§ Lesetext
An Weihnachten wurde geklotzt, jetzt wird gekleckert
Mit Wucht und ZDF-Hitparadenkasper Uwe Hübner dagegen wird für die Expansion der „Welten“ getrommelt: Zu den Programmpaketen Family World, Sports World und Movie World gesellt sich seit Anfang März die niegelnagelneue Gala World – eine Reihe sattsam bekannter Komponenten (Heimatkanal, Filmpalast) und GoldStar TV als Zugpferd. Dort lassen Sendungen wie „bei Hübner“, „SchlagerBox“, „Hitcocktail“, „Goldies“ oder „Erfrischend deutsch“ erahnen, welche Zielgruppe jetzt ins Visier des geschäftsführenden Vorsitzenden Markus Tellenbach gerückt ist, nämlich ein „Zielgruppensegment, das bisher kaum berücksichtigt wird“ – vor allem ältere Zuschauer sollen mit dem Dauermusikantenstadl vor die Glotze gelockt werden. Wie diese Menschen das Kleinstgedruckte in den Allgemeinen Geschäftsbedingungen begreifen sollen, ist Tellenbachs Geheimnis.
Denn das Großmütterchen muss erst noch geboren werden, dem es mühelos von der Hand geht, „nach Beendigung des Vertrages gem. Ziff. 6 (...) auf eigene Kosten die d-box abzubauen und innerhalb von zwei Wochen zusammen mit der d-box-Karte, dem Anschlusskabel und der Fernbedienung an PREMIERE WORLD zurückzuschicken“. Geschieht das nicht, so tritt Ziff. 6 in Kraft, dann „verlängert sich das Abonnement automatisch um 12 Monate im Superpaket Movie + Family + Sport – zuzüglich der d-box-Miete“, womit wir auf mindestens 70 Mark monatlicher Fernsehkosten kämen.
Zum „Basispaket“ nämlich, für das mit dem Gegenwert einer Roland-Kaiser-CD geworben wird (34,90 Mark), addieren sich 150 Mark Kaution für die d-box, 29,90 für die Freischaltung und schließlich eine monatliche d-box-Miete von 14,90 Mark. Wer zusätzlich zu zahlende „Highlights“ ordert (Pay-Per-View), dem könnten zusätzlich zu den sechs Mark „Eintrittsgeld“ noch Bestellgebühren blühen –sorgsam eingebettet in die Geschäftsbedingungen wartet hier gleichsam eine verborgene „Cash World“ auf Erschließung. Da wundert sich der Laie, der Fachhandel wedelt hilflos mit bunten Broschüren und verweist auf das Call-Center, das sprichwörtlich besetzte. Was also Tellenbach als „transparente Preispolitk“ bezeichnet, heißt andernorts schlicht Bauernfängerei und wird – auf Anfrage der taz – gegenwärtig vom Verbraucherschutz geprüft.

[Daten zur Vorhersage von Begrenzungsrahmen]
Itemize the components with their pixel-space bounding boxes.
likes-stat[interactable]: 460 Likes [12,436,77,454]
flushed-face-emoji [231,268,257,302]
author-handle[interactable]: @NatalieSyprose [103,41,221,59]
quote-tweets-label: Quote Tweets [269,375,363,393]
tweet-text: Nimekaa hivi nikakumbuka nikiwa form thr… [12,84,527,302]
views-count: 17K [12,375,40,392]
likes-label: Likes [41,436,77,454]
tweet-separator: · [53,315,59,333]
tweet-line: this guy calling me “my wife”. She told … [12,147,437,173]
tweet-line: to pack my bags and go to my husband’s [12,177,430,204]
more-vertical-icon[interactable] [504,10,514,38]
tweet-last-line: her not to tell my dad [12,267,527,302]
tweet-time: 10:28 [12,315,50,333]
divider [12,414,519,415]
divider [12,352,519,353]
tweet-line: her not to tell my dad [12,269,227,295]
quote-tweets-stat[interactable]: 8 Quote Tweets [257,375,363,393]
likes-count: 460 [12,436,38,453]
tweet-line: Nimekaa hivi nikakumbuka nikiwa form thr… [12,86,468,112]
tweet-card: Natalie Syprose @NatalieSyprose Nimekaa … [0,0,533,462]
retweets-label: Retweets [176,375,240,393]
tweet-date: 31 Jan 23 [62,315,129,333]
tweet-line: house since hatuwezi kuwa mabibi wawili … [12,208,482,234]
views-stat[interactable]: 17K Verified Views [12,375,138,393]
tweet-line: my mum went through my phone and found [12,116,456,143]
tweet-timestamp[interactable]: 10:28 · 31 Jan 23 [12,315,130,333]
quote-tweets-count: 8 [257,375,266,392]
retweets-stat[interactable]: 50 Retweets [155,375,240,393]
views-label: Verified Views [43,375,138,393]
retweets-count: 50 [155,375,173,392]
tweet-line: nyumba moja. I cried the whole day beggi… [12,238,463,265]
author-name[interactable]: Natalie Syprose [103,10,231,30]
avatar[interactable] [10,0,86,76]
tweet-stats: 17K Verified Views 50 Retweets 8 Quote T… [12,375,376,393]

§ Übungsaufgaben
**1)** Wie hoch ist laut dem Text über Premiere World die monatliche Miete für die d-box?
**2)** Schreibe den Text über Premiere World im Anschluss an seinen letzten Satz weiter.

§ Lösungen
**1)** Die monatliche d-box-Miete beträgt 14,90 Mark.

**2)**
Womöglich braucht aber gerade solche Sitten, wer sich endgültig zum Global Player aufschwingen möchte. Die Inhalte dafür hätte Kirch, doch gebricht es ihm noch an Zuschauern.
Insgesamt 2,2 Millionen Kunden zählt Premiere World, 900.000 davon nutzen noch das analoge Pay-TV-Angebot. Bis Ende 2001 sollen noch einmal anderthalb Millionen Abonnenten gewonnen werden, und zwar mit Ereignissen wie der Champions League oder den Fußballweltmeisterschaften 2002 und 2006.
Logisch auch, dass er sich mit dem größten Kabelnetzbetreiber Europas auf der Ebene technischer Entwicklungen alliiert. Die Deutsche Telekom investiert etwa eine Milliarde Mark in Kirchs Entwicklungsfirma BetaResearch. Im Gegenzug würden dem Filmkrämer rund achtzehn Millionen Kabelhaushalte offen stehen – doch hier sind einstweilig die Wettbewerbshüter vom Bundeskartellamt vor, die bereits Bedenken gegen die Hochzeit von Netz und Inhalt angemeldet haben.
Sex, Schlager und Sport sollen neue Kunden locken
Sollte Kirch also die gegenwärtige Talsohle durchschreiten, so ist auf dem Weg zur medialen Hegemonie über ganz Europa nur noch eine Hürde zu nehmen: Eine paneuropäische Norm für digitales Fernsehen, genannt „Multimedia Home Plattform“ (MHP) – die ist in Arbeit und soll den schnöden Decoder zum Schlüssel für Internet und elektronischen Kommerz adeln.
Auch hier aber setzte Kirch bereits zum Sprung an und orderte beim französischen Hersteller Sagem 600.000 Decoder, die mit dem europäischen Standard kompatibel sein sollen.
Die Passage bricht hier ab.